◆ What is asked: From the data that follows, report how many lines hold the string "text", giving only the number.

■ ■ ■ ■

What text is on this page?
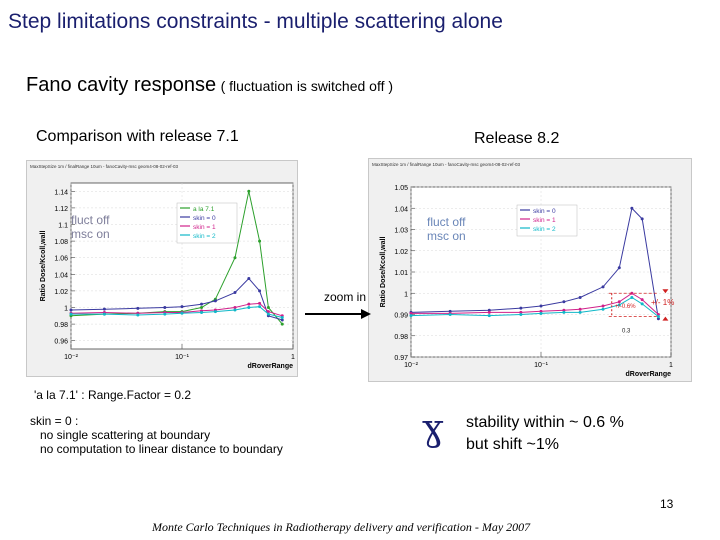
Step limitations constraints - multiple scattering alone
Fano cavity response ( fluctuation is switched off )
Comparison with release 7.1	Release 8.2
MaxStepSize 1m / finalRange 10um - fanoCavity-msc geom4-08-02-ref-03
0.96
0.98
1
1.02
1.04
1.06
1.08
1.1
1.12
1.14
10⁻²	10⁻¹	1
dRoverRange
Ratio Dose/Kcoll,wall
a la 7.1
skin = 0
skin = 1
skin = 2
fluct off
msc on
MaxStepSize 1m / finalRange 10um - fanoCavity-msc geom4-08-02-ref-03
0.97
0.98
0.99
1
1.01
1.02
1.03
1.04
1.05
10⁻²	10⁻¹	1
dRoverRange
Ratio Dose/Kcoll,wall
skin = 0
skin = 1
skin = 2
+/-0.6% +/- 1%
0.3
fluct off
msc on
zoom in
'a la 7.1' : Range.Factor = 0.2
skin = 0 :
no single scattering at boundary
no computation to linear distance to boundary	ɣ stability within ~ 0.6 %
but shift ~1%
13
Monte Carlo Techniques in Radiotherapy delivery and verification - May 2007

■ ■ ■ ■

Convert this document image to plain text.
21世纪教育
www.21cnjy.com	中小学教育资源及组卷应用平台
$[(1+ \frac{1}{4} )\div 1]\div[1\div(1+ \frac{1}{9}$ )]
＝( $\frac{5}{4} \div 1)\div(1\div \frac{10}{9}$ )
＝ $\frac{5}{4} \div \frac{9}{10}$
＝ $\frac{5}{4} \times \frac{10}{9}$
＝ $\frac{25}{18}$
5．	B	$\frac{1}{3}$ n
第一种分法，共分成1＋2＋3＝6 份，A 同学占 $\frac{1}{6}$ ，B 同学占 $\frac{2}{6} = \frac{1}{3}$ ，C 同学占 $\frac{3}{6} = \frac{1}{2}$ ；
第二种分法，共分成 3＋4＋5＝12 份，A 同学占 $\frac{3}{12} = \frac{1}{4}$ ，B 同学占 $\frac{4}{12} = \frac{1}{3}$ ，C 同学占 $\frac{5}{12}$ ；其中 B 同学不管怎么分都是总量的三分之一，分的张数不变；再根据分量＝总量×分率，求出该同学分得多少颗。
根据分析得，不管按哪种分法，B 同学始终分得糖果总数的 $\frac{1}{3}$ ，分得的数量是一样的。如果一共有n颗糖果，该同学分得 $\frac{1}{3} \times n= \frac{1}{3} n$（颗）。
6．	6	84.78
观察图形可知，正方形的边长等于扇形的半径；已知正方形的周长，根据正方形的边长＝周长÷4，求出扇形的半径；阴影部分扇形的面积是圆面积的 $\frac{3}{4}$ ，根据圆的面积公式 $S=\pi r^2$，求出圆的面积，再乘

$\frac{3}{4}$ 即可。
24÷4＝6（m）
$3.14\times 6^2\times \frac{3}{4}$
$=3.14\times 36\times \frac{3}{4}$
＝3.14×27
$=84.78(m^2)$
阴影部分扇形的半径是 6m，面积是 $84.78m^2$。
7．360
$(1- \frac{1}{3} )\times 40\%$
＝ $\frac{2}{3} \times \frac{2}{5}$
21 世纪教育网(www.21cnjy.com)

■ ■ ■ ■

◆ The solution: 2